Your instructions — From the records below, copy the part that begins with the line containing "Patent image size: (727, 619)." and ends with the line containing "The point of simplex T7 218 is at (405, 63).", including both of those lines, without changing anything.
## Start Information shown
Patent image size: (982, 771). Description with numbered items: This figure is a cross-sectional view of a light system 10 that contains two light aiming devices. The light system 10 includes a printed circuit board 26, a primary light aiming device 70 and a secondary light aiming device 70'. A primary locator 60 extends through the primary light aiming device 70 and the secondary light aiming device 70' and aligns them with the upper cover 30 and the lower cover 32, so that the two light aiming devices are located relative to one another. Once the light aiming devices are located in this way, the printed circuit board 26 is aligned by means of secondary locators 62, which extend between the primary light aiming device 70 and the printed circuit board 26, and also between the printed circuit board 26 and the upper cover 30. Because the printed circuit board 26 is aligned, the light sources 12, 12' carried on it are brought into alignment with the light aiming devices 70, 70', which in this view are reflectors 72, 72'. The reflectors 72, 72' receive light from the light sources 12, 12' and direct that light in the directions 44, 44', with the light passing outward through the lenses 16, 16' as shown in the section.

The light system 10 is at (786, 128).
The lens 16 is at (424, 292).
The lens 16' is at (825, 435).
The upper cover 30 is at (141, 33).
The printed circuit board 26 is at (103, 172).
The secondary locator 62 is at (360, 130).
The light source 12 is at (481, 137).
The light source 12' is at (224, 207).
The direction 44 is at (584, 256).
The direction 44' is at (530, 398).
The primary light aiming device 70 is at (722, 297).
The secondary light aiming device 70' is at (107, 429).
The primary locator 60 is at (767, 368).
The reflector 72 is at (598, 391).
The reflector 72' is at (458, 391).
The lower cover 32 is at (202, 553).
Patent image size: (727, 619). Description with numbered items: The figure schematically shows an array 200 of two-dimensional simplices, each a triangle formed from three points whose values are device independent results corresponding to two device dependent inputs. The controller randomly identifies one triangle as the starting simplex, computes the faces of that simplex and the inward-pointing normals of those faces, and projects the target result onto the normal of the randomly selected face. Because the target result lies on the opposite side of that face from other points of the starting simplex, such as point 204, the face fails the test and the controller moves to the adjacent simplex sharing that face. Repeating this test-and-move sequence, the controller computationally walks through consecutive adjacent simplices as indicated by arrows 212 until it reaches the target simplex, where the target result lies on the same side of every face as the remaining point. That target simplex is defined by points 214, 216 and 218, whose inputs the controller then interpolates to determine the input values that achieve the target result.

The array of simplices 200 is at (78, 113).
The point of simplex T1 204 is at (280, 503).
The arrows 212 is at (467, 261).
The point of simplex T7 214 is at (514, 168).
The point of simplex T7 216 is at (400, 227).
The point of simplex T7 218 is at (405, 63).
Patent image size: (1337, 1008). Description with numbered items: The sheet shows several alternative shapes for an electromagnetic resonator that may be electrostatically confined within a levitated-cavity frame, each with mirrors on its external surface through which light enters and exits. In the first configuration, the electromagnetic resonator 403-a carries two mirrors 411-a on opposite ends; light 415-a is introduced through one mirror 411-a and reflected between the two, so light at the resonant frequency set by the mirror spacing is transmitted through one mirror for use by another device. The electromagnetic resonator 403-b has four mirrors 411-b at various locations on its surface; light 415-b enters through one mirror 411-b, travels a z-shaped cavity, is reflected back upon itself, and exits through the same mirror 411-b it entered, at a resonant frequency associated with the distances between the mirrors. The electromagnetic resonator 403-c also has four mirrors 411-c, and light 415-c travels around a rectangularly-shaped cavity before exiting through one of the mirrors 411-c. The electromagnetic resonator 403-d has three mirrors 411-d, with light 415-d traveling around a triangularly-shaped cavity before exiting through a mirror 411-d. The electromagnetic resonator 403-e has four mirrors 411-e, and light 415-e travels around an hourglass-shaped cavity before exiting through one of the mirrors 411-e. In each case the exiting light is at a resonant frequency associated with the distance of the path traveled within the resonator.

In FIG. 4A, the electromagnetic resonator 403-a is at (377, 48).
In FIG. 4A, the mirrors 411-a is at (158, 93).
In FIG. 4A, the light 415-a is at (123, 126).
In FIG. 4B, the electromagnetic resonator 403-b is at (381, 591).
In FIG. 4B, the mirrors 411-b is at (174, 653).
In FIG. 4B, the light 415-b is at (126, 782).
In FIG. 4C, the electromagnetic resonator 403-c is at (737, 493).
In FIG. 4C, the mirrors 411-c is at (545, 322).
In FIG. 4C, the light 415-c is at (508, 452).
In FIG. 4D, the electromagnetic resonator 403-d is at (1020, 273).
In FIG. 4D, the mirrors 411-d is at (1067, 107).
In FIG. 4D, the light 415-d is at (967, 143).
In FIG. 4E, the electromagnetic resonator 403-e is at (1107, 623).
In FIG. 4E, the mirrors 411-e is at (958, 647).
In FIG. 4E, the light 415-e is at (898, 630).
## End Information shown
Output below —
Patent image size: (727, 619). Description with numbered items: The figure schematically shows an array 200 of two-dimensional simplices, each a triangle formed from three points whose values are device independent results corresponding to two device dependent inputs. The controller randomly identifies one triangle as the starting simplex, computes the faces of that simplex and the inward-pointing normals of those faces, and projects the target result onto the normal of the randomly selected face. Because the target result lies on the opposite side of that face from other points of the starting simplex, such as point 204, the face fails the test and the controller moves to the adjacent simplex sharing that face. Repeating this test-and-move sequence, the controller computationally walks through consecutive adjacent simplices as indicated by arrows 212 until it reaches the target simplex, where the target result lies on the same side of every face as the remaining point. That target simplex is defined by points 214, 216 and 218, whose inputs the controller then interpolates to determine the input values that achieve the target result.

The array of simplices 200 is at (78, 113).
The point of simplex T1 204 is at (280, 503).
The arrows 212 is at (467, 261).
The point of simplex T7 214 is at (514, 168).
The point of simplex T7 216 is at (400, 227).
The point of simplex T7 218 is at (405, 63).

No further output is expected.